==== STORED RECORDS

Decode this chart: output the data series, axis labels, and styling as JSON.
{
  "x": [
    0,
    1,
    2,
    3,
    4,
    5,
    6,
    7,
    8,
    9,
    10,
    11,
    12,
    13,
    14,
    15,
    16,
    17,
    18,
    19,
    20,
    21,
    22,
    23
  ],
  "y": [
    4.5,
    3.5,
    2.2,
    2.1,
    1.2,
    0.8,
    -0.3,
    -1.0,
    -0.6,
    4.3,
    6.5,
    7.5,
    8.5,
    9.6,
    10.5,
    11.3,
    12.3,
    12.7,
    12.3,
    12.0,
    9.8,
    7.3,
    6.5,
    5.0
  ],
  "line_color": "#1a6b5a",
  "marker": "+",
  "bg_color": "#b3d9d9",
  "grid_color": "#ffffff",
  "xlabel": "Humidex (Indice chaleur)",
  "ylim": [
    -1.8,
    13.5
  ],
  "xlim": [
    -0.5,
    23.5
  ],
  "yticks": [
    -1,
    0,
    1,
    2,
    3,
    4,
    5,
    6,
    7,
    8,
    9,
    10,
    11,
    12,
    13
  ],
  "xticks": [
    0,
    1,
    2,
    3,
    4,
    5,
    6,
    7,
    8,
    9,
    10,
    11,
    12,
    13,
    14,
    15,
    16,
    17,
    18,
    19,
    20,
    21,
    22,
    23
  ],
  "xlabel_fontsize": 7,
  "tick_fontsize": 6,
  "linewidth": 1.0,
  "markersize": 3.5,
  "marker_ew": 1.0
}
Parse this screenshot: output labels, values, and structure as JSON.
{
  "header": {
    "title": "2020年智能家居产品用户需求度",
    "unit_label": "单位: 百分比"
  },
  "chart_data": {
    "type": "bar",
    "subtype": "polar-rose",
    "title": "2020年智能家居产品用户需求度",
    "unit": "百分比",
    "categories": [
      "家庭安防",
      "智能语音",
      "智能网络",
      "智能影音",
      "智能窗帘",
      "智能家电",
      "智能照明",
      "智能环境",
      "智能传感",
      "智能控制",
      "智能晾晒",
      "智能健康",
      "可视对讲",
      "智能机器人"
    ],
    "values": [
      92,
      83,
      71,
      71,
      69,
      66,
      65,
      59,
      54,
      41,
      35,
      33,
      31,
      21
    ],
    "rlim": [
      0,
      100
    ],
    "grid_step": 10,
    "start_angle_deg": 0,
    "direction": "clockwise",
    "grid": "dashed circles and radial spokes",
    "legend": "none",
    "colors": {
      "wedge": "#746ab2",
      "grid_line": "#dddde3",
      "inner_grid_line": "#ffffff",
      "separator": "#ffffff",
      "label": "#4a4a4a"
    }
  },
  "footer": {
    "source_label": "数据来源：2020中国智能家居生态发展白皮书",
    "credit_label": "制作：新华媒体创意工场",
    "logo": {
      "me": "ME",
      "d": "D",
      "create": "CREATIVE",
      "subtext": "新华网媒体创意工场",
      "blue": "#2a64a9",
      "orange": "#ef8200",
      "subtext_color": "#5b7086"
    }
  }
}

========

Say how many lines in the records contain the string "output", and say nothing else.

• _SOLVED PROBLEM_: 2